* BEGIN Input records *

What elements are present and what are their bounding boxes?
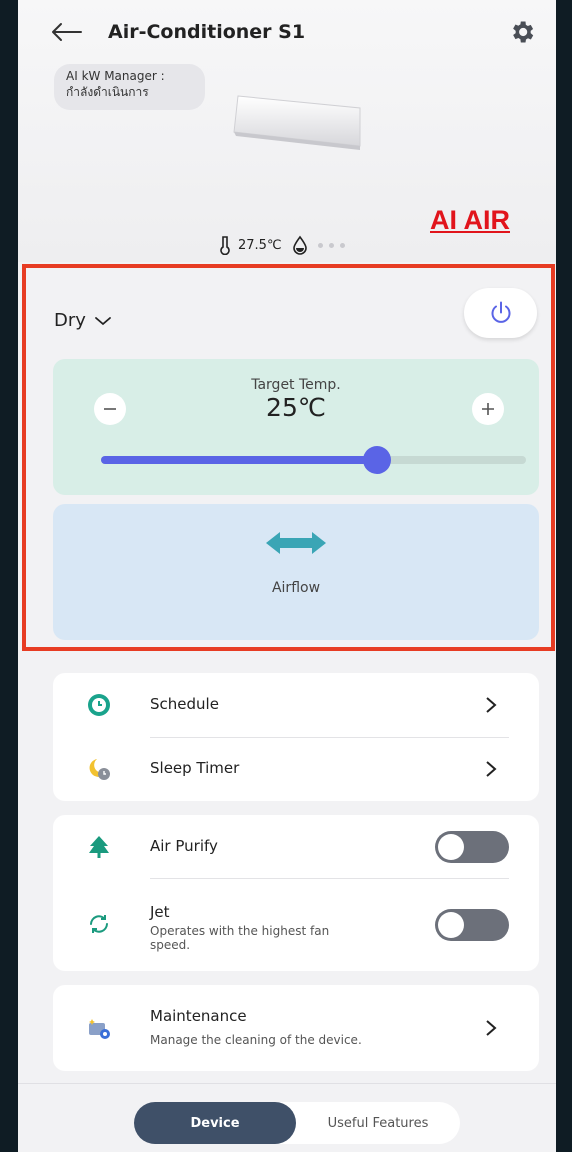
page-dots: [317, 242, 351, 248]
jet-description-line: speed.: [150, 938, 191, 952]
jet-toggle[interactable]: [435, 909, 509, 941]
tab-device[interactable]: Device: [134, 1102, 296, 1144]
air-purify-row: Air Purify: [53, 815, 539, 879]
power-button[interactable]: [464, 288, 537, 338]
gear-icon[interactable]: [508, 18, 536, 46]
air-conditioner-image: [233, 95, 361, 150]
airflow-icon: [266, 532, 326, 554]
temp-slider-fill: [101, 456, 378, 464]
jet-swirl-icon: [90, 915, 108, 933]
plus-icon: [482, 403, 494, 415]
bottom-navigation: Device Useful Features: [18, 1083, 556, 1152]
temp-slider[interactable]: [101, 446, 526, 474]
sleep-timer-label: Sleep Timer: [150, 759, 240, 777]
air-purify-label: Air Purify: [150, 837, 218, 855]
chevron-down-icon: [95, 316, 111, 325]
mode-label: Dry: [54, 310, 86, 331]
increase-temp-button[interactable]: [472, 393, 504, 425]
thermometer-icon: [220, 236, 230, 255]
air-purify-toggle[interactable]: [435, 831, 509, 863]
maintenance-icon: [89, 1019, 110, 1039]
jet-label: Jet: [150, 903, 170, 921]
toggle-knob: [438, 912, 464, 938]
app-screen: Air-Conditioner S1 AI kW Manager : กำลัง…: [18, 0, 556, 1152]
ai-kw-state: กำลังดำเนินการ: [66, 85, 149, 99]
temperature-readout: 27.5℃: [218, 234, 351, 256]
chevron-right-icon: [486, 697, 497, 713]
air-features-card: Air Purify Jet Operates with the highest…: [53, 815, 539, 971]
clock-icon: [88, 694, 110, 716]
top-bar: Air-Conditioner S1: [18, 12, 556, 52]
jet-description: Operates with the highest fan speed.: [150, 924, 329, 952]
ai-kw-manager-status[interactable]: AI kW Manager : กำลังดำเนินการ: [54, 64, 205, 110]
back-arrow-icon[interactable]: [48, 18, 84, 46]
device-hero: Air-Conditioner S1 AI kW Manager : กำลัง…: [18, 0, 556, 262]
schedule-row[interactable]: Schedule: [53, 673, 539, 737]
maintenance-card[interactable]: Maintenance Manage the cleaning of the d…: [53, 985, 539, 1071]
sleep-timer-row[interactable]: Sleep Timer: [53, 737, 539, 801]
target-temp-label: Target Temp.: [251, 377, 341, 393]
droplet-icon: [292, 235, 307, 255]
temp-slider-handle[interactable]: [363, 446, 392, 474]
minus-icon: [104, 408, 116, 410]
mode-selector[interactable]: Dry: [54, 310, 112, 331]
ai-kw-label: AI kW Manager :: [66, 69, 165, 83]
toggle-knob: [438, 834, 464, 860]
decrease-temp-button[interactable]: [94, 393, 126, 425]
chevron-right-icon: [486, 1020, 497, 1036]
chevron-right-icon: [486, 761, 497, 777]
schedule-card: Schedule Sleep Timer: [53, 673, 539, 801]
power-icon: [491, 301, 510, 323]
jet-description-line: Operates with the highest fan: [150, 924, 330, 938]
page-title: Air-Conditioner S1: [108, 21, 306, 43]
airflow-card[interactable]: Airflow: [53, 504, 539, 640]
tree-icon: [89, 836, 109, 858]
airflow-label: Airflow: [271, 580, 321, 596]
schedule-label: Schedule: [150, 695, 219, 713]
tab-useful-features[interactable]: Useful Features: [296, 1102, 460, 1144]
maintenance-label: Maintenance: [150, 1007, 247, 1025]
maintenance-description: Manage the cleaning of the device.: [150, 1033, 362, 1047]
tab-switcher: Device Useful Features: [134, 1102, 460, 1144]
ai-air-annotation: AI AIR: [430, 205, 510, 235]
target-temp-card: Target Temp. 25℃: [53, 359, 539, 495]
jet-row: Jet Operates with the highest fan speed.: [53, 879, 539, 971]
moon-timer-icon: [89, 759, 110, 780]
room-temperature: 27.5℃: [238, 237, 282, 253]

* END Input records *

Given instruction – Turn all of the data above into a JSON list of strings, with one string for each line and no blank lines. Leave the pictures out of your answer.

Response below –
[
  "What elements are present and what are their bounding boxes?",
  "page-dots: [317, 242, 351, 248]",
  "jet-description-line: speed.: [150, 938, 191, 952]",
  "jet-toggle[interactable]: [435, 909, 509, 941]",
  "tab-device[interactable]: Device: [134, 1102, 296, 1144]",
  "air-purify-row: Air Purify: [53, 815, 539, 879]",
  "power-button[interactable]: [464, 288, 537, 338]",
  "gear-icon[interactable]: [508, 18, 536, 46]",
  "air-conditioner-image: [233, 95, 361, 150]",
  "airflow-icon: [266, 532, 326, 554]",
  "temp-slider-fill: [101, 456, 378, 464]",
  "jet-swirl-icon: [90, 915, 108, 933]",
  "plus-icon: [482, 403, 494, 415]",
  "bottom-navigation: Device Useful Features: [18, 1083, 556, 1152]",
  "temp-slider[interactable]: [101, 446, 526, 474]",
  "sleep-timer-label: Sleep Timer: [150, 759, 240, 777]",
  "air-purify-label: Air Purify: [150, 837, 218, 855]",
  "chevron-down-icon: [95, 316, 111, 325]",
  "mode-label: Dry: [54, 310, 86, 331]",
  "increase-temp-button[interactable]: [472, 393, 504, 425]",
  "thermometer-icon: [220, 236, 230, 255]",
  "air-purify-toggle[interactable]: [435, 831, 509, 863]",
  "maintenance-icon: [89, 1019, 110, 1039]",
  "jet-label: Jet: [150, 903, 170, 921]",
  "toggle-knob: [438, 912, 464, 938]",
  "app-screen: Air-Conditioner S1 AI kW Manager : กำลัง…: [18, 0, 556, 1152]",
  "ai-kw-state: กำลังดำเนินการ: [66, 85, 149, 99]",
  "temperature-readout: 27.5℃: [218, 234, 351, 256]",
  "chevron-right-icon: [486, 697, 497, 713]",
  "air-features-card: Air Purify Jet Operates with the highest…: [53, 815, 539, 971]",
  "clock-icon: [88, 694, 110, 716]",
  "top-bar: Air-Conditioner S1: [18, 12, 556, 52]",
  "jet-description: Operates with the highest fan speed.: [150, 924, 329, 952]",
  "ai-kw-manager-status[interactable]: AI kW Manager : กำลังดำเนินการ: [54, 64, 205, 110]",
  "back-arrow-icon[interactable]: [48, 18, 84, 46]",
  "device-hero: Air-Conditioner S1 AI kW Manager : กำลัง…: [18, 0, 556, 262]",
  "schedule-row[interactable]: Schedule: [53, 673, 539, 737]",
  "maintenance-card[interactable]: Maintenance Manage the cleaning of the d…: [53, 985, 539, 1071]",
  "sleep-timer-row[interactable]: Sleep Timer: [53, 737, 539, 801]",
  "target-temp-label: Target Temp.: [251, 377, 341, 393]",
  "droplet-icon: [292, 235, 307, 255]",
  "temp-slider-handle[interactable]: [363, 446, 392, 474]",
  "minus-icon: [104, 408, 116, 410]",
  "mode-selector[interactable]: Dry: [54, 310, 112, 331]",
  "ai-kw-label: AI kW Manager :: [66, 69, 165, 83]",
  "toggle-knob: [438, 834, 464, 860]",
  "decrease-temp-button[interactable]: [94, 393, 126, 425]",
  "chevron-right-icon: [486, 1020, 497, 1036]",
  "chevron-right-icon: [486, 761, 497, 777]",
  "schedule-card: Schedule Sleep Timer: [53, 673, 539, 801]",
  "power-icon: [491, 301, 510, 323]",
  "jet-description-line: Operates with the highest fan: [150, 924, 330, 938]",
  "page-title: Air-Conditioner S1: [108, 21, 306, 43]",
  "airflow-card[interactable]: Airflow: [53, 504, 539, 640]",
  "tree-icon: [89, 836, 109, 858]",
  "airflow-label: Airflow: [271, 580, 321, 596]",
  "schedule-label: Schedule: [150, 695, 219, 713]",
  "tab-useful-features[interactable]: Useful Features: [296, 1102, 460, 1144]",
  "maintenance-label: Maintenance: [150, 1007, 247, 1025]",
  "maintenance-description: Manage the cleaning of the device.: [150, 1033, 362, 1047]",
  "tab-switcher: Device Useful Features: [134, 1102, 460, 1144]",
  "ai-air-annotation: AI AIR: [430, 205, 510, 235]",
  "target-temp-card: Target Temp. 25℃: [53, 359, 539, 495]",
  "jet-row: Jet Operates with the highest fan speed.: [53, 879, 539, 971]",
  "moon-timer-icon: [89, 759, 110, 780]",
  "room-temperature: 27.5℃: [238, 237, 282, 253]"
]